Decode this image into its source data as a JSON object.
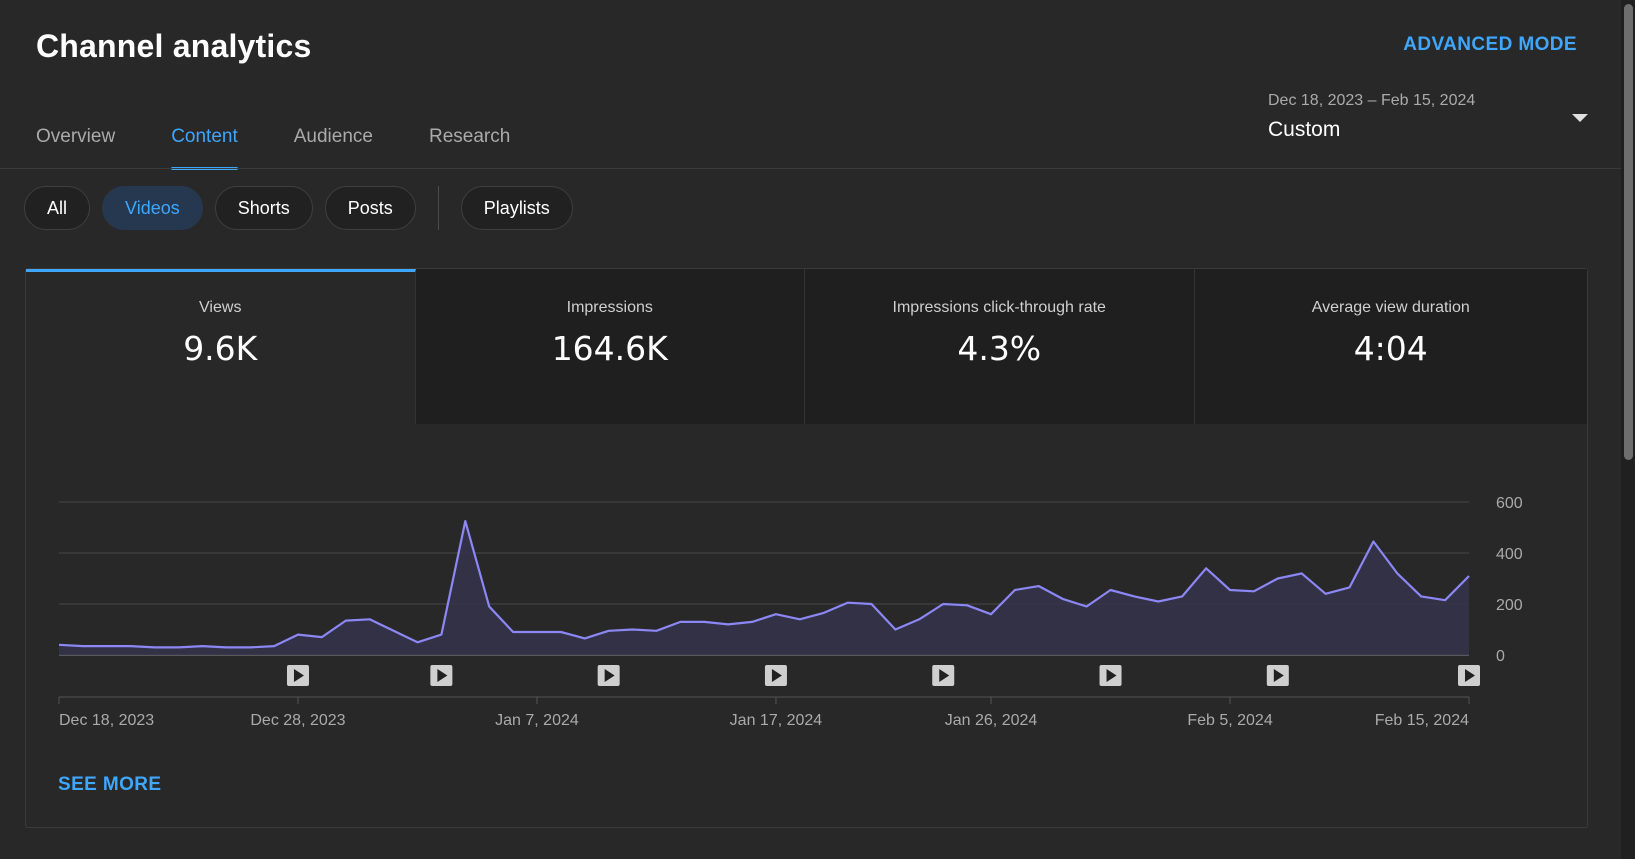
{
  "header": {
    "title": "Channel analytics",
    "advanced_mode": "ADVANCED MODE"
  },
  "tabs": [
    {
      "label": "Overview"
    },
    {
      "label": "Content",
      "active": true
    },
    {
      "label": "Audience"
    },
    {
      "label": "Research"
    }
  ],
  "date_picker": {
    "range": "Dec 18, 2023 – Feb 15, 2024",
    "preset": "Custom"
  },
  "filters": {
    "all": "All",
    "videos": "Videos",
    "shorts": "Shorts",
    "posts": "Posts",
    "playlists": "Playlists",
    "selected": "Videos"
  },
  "metrics": [
    {
      "label": "Views",
      "value": "9.6K"
    },
    {
      "label": "Impressions",
      "value": "164.6K"
    },
    {
      "label": "Impressions click-through rate",
      "value": "4.3%"
    },
    {
      "label": "Average view duration",
      "value": "4:04"
    }
  ],
  "see_more": "SEE MORE",
  "colors": {
    "accent": "#3ea6ff",
    "line": "#8c87f5",
    "area": "#34324a",
    "background": "#282828"
  },
  "chart_data": {
    "type": "area",
    "metric": "Views",
    "yticks": [
      "600",
      "400",
      "200",
      "0"
    ],
    "ylim": [
      0,
      600
    ],
    "xticks": [
      "Dec 18, 2023",
      "Dec 28, 2023",
      "Jan 7, 2024",
      "Jan 17, 2024",
      "Jan 26, 2024",
      "Feb 5, 2024",
      "Feb 15, 2024"
    ],
    "x_start": "Dec 18, 2023",
    "x_end": "Feb 15, 2024",
    "values": [
      40,
      35,
      35,
      35,
      30,
      30,
      35,
      30,
      30,
      35,
      80,
      70,
      135,
      140,
      95,
      50,
      80,
      525,
      190,
      90,
      90,
      90,
      65,
      95,
      100,
      95,
      130,
      130,
      120,
      130,
      160,
      140,
      165,
      205,
      200,
      100,
      140,
      200,
      195,
      160,
      255,
      270,
      220,
      190,
      255,
      230,
      210,
      230,
      340,
      255,
      250,
      300,
      320,
      240,
      265,
      445,
      320,
      230,
      215,
      310
    ],
    "video_published": [
      "Dec 28, 2023",
      "Jan 3, 2024",
      "Jan 10, 2024",
      "Jan 17, 2024",
      "Jan 24, 2024",
      "Jan 31, 2024",
      "Feb 7, 2024",
      "Feb 15, 2024"
    ]
  }
}
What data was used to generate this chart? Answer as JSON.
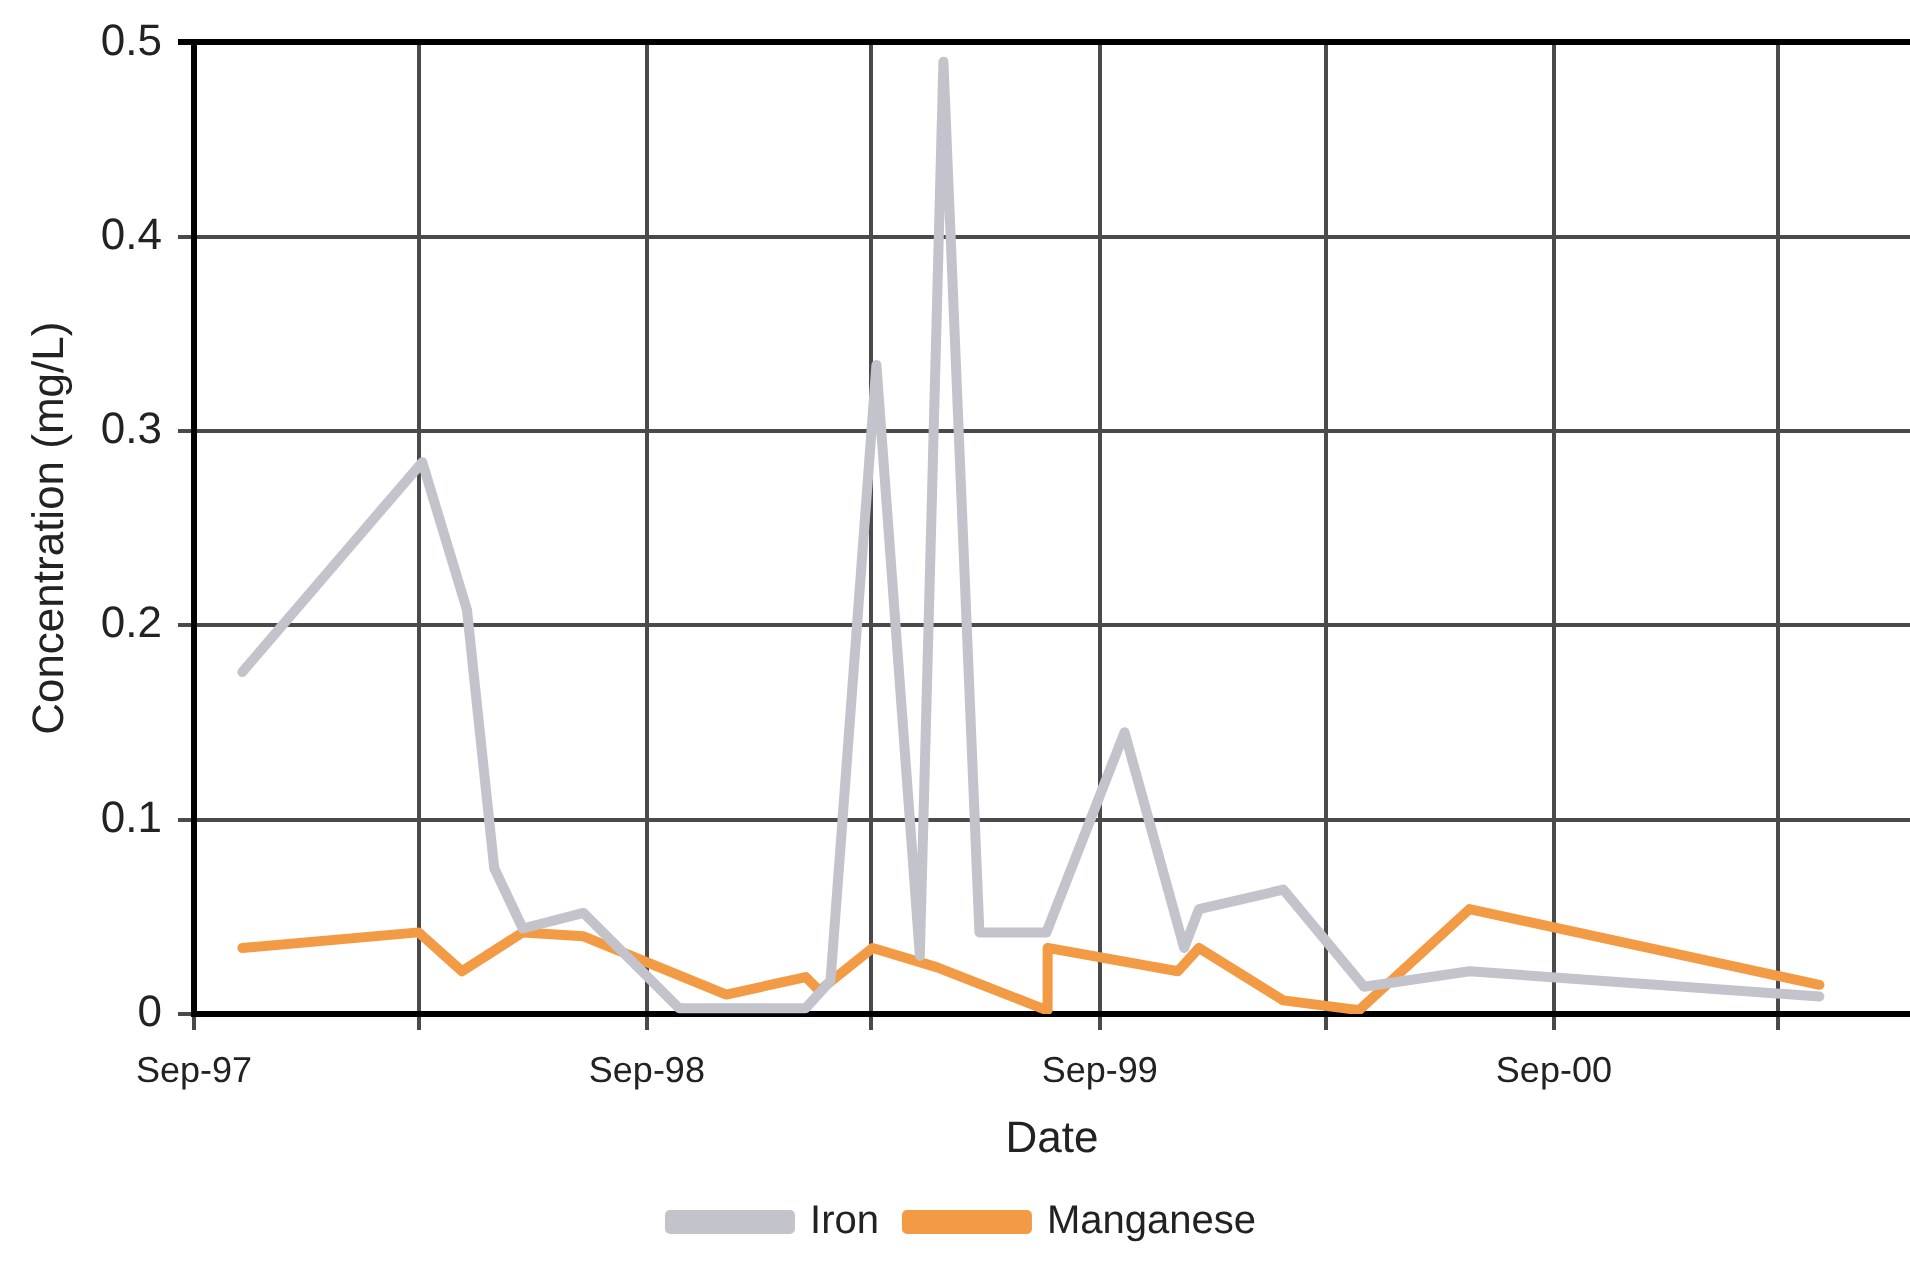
{
  "chart_data": {
    "type": "line",
    "xlabel": "Date",
    "ylabel": "Concentration (mg/L)",
    "xlim": [
      "1997-09-01",
      "2001-06-15"
    ],
    "xticks": [
      {
        "value": "1997-09-01",
        "label": "Sep-97"
      },
      {
        "value": "1998-03-01",
        "label": null
      },
      {
        "value": "1998-09-01",
        "label": "Sep-98"
      },
      {
        "value": "1999-03-01",
        "label": null
      },
      {
        "value": "1999-09-01",
        "label": "Sep-99"
      },
      {
        "value": "2000-03-01",
        "label": null
      },
      {
        "value": "2000-09-01",
        "label": "Sep-00"
      },
      {
        "value": "2001-03-01",
        "label": null
      }
    ],
    "ylim": [
      0,
      0.5
    ],
    "yticks": [
      0,
      0.1,
      0.2,
      0.3,
      0.4,
      0.5
    ],
    "grid": true,
    "legend": "bottom",
    "marker": "none",
    "line_style": "solid",
    "series": [
      {
        "name": "Iron",
        "color": "#c3c3cb",
        "x": [
          "1997-10-10",
          "1998-03-04",
          "1998-04-09",
          "1998-05-01",
          "1998-05-24",
          "1998-07-12",
          "1998-09-27",
          "1999-01-07",
          "1999-01-27",
          "1999-03-05",
          "1999-04-09",
          "1999-04-28",
          "1999-05-27",
          "1999-07-20",
          "1999-09-21",
          "1999-11-08",
          "1999-11-20",
          "2000-01-27",
          "2000-04-01",
          "2000-06-25",
          "2001-04-03"
        ],
        "values": [
          0.176,
          0.284,
          0.208,
          0.075,
          0.044,
          0.052,
          0.003,
          0.003,
          0.017,
          0.334,
          0.03,
          0.49,
          0.042,
          0.042,
          0.145,
          0.034,
          0.054,
          0.064,
          0.014,
          0.022,
          0.009
        ]
      },
      {
        "name": "Manganese",
        "color": "#f39a45",
        "x": [
          "1997-10-10",
          "1998-03-01",
          "1998-04-05",
          "1998-05-24",
          "1998-07-12",
          "1998-11-04",
          "1999-01-07",
          "1999-01-18",
          "1999-03-02",
          "1999-04-23",
          "1999-07-20",
          "1999-07-21",
          "1999-11-03",
          "1999-11-20",
          "2000-01-27",
          "2000-03-28",
          "2000-06-25",
          "2001-04-03"
        ],
        "values": [
          0.034,
          0.042,
          0.022,
          0.042,
          0.04,
          0.01,
          0.019,
          0.012,
          0.034,
          0.024,
          0.002,
          0.034,
          0.022,
          0.034,
          0.007,
          0.002,
          0.054,
          0.015
        ]
      }
    ]
  }
}
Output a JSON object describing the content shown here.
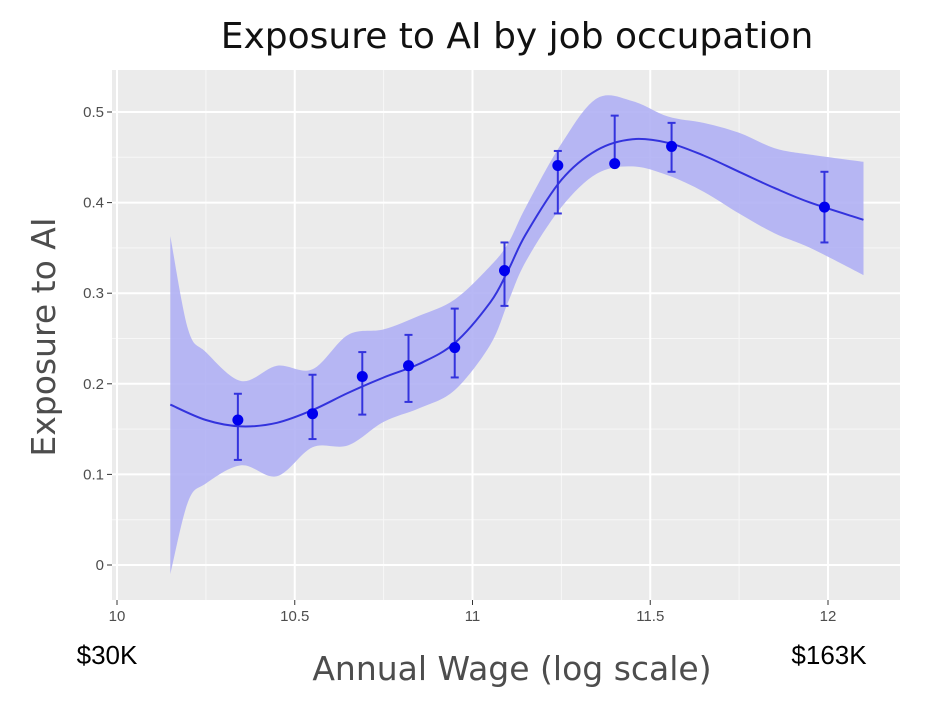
{
  "chart_data": {
    "type": "line",
    "title": "Exposure to AI by job occupation",
    "xlabel": "Annual Wage (log scale)",
    "ylabel": "Exposure to AI",
    "xlim": [
      10.0,
      12.2
    ],
    "ylim": [
      -0.04,
      0.55
    ],
    "x_ticks": [
      10,
      10.5,
      11,
      11.5,
      12
    ],
    "x_tick_labels": [
      "10",
      "10.5",
      "11",
      "11.5",
      "12"
    ],
    "y_ticks": [
      0,
      0.1,
      0.2,
      0.3,
      0.4,
      0.5
    ],
    "y_tick_labels": [
      "0",
      "0.1",
      "0.2",
      "0.3",
      "0.4",
      "0.5"
    ],
    "grid": true,
    "annotations": [
      {
        "text": "$30K",
        "x": 10.0
      },
      {
        "text": "$163K",
        "x": 12.0
      }
    ],
    "colors": {
      "points": "#0000ee",
      "line": "#3333dd",
      "band": "#b0b0f4",
      "panel": "#ebebeb",
      "grid": "#ffffff"
    },
    "points": [
      {
        "x": 10.34,
        "y": 0.16,
        "lo": 0.116,
        "hi": 0.189
      },
      {
        "x": 10.55,
        "y": 0.167,
        "lo": 0.139,
        "hi": 0.21
      },
      {
        "x": 10.69,
        "y": 0.208,
        "lo": 0.166,
        "hi": 0.235
      },
      {
        "x": 10.82,
        "y": 0.22,
        "lo": 0.18,
        "hi": 0.254
      },
      {
        "x": 10.95,
        "y": 0.24,
        "lo": 0.207,
        "hi": 0.283
      },
      {
        "x": 11.09,
        "y": 0.325,
        "lo": 0.286,
        "hi": 0.356
      },
      {
        "x": 11.24,
        "y": 0.441,
        "lo": 0.388,
        "hi": 0.457
      },
      {
        "x": 11.4,
        "y": 0.443,
        "lo": 0.443,
        "hi": 0.496
      },
      {
        "x": 11.56,
        "y": 0.462,
        "lo": 0.434,
        "hi": 0.488
      },
      {
        "x": 11.99,
        "y": 0.395,
        "lo": 0.356,
        "hi": 0.434
      }
    ],
    "smooth_fit": {
      "x": [
        10.15,
        10.25,
        10.35,
        10.45,
        10.55,
        10.65,
        10.75,
        10.85,
        10.95,
        11.05,
        11.1,
        11.15,
        11.25,
        11.35,
        11.45,
        11.55,
        11.65,
        11.75,
        11.85,
        11.95,
        12.1
      ],
      "y": [
        0.177,
        0.16,
        0.153,
        0.157,
        0.171,
        0.19,
        0.207,
        0.222,
        0.245,
        0.29,
        0.325,
        0.365,
        0.425,
        0.458,
        0.47,
        0.466,
        0.452,
        0.434,
        0.416,
        0.4,
        0.381
      ]
    },
    "ci_band": {
      "x": [
        10.15,
        10.2,
        10.25,
        10.35,
        10.45,
        10.55,
        10.65,
        10.75,
        10.85,
        10.95,
        11.05,
        11.1,
        11.15,
        11.25,
        11.35,
        11.45,
        11.55,
        11.65,
        11.75,
        11.85,
        11.95,
        12.1
      ],
      "lo": [
        -0.01,
        0.07,
        0.09,
        0.11,
        0.098,
        0.13,
        0.132,
        0.158,
        0.173,
        0.193,
        0.243,
        0.29,
        0.335,
        0.395,
        0.432,
        0.44,
        0.43,
        0.412,
        0.388,
        0.366,
        0.35,
        0.32
      ],
      "hi": [
        0.363,
        0.26,
        0.235,
        0.203,
        0.22,
        0.216,
        0.254,
        0.26,
        0.275,
        0.293,
        0.33,
        0.355,
        0.395,
        0.465,
        0.515,
        0.512,
        0.495,
        0.488,
        0.477,
        0.46,
        0.453,
        0.445
      ]
    }
  }
}
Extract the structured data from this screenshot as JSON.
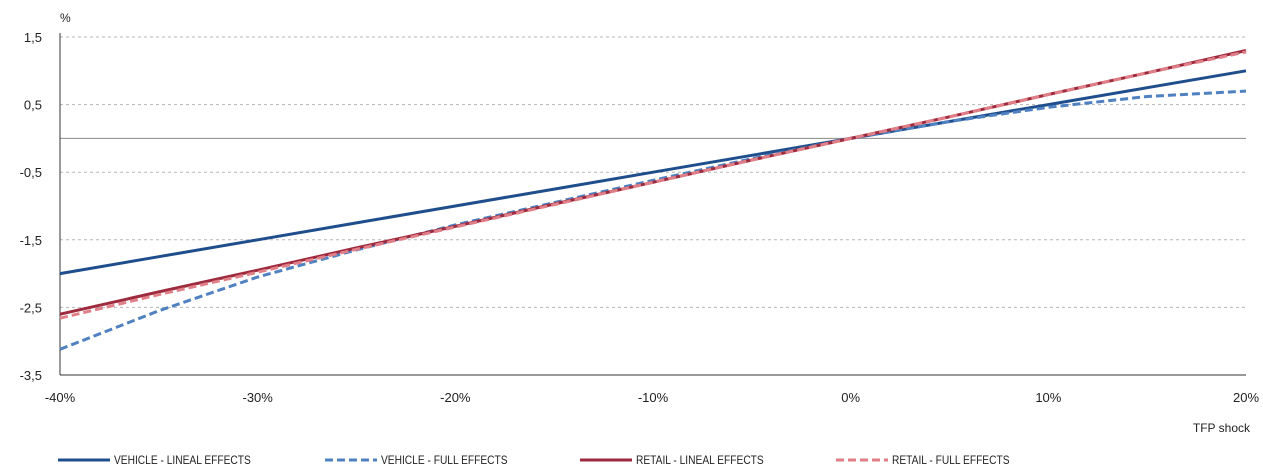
{
  "chart_data": {
    "type": "line",
    "unit_label": "%",
    "xlabel": "TFP shock",
    "ylabel": "",
    "x": [
      -40,
      -35,
      -30,
      -25,
      -20,
      -15,
      -10,
      -5,
      0,
      5,
      10,
      15,
      20
    ],
    "x_ticks": [
      -40,
      -30,
      -20,
      -10,
      0,
      10,
      20
    ],
    "x_tick_labels": [
      "-40%",
      "-30%",
      "-20%",
      "-10%",
      "0%",
      "10%",
      "20%"
    ],
    "xlim": [
      -40,
      20
    ],
    "y_ticks": [
      1.5,
      0.5,
      -0.5,
      -1.5,
      -2.5,
      -3.5
    ],
    "y_tick_labels": [
      "1,5",
      "0,5",
      "-0,5",
      "-1,5",
      "-2,5",
      "-3,5"
    ],
    "ylim": [
      -3.5,
      1.5
    ],
    "zero_line": 0,
    "grid": "horizontal-dashed",
    "legend_position": "bottom",
    "series": [
      {
        "name": "VEHICLE - LINEAL EFFECTS",
        "color": "#1f4e8c",
        "style": "solid",
        "values": [
          -2.0,
          -1.75,
          -1.5,
          -1.25,
          -1.0,
          -0.75,
          -0.5,
          -0.25,
          0.0,
          0.25,
          0.5,
          0.75,
          1.0
        ]
      },
      {
        "name": "VEHICLE - FULL EFFECTS",
        "color": "#4f81c1",
        "style": "dashed",
        "values": [
          -3.12,
          -2.55,
          -2.05,
          -1.65,
          -1.28,
          -0.95,
          -0.62,
          -0.3,
          0.0,
          0.25,
          0.46,
          0.62,
          0.7
        ]
      },
      {
        "name": "RETAIL - LINEAL EFFECTS",
        "color": "#9e2a3e",
        "style": "solid",
        "values": [
          -2.6,
          -2.27,
          -1.95,
          -1.62,
          -1.3,
          -0.97,
          -0.65,
          -0.32,
          0.0,
          0.32,
          0.65,
          0.97,
          1.3
        ]
      },
      {
        "name": "RETAIL - FULL EFFECTS",
        "color": "#e07f88",
        "style": "dashed",
        "values": [
          -2.66,
          -2.31,
          -1.98,
          -1.64,
          -1.31,
          -0.98,
          -0.65,
          -0.32,
          0.0,
          0.32,
          0.65,
          0.97,
          1.28
        ]
      }
    ]
  }
}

....................

• What is asked
Select all lines in the listing that include the word "JSON".

• Result of the exercise
Decode this image into its source data as a JSON object.
What data was used to generate this chart? Answer as JSON.
Output a JSON object describing the content shown here.
Extract the structured data from this screenshot as JSON.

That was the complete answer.